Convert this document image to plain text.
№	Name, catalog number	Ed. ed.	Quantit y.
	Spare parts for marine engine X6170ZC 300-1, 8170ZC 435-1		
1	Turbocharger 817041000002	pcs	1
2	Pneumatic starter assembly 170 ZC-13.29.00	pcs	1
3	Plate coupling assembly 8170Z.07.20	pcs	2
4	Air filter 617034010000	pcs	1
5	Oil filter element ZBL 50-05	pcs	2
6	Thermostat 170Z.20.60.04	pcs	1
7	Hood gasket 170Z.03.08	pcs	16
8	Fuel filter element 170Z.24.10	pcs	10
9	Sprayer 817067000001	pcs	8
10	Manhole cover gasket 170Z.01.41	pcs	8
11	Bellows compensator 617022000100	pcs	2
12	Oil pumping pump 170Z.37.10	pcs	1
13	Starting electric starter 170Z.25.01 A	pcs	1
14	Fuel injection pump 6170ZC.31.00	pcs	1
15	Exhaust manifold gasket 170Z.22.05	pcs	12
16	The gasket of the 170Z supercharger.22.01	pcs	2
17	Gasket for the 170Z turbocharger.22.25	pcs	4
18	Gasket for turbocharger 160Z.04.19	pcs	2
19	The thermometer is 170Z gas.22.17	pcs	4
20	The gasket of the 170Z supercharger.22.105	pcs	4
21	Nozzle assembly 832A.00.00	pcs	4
....................
## Job
Each line that holds the word "pump" should be extracted from the records.

## Completed task
12	Oil pumping pump 170Z.37.10	pcs	1
14	Fuel injection pump 6170ZC.31.00	pcs	1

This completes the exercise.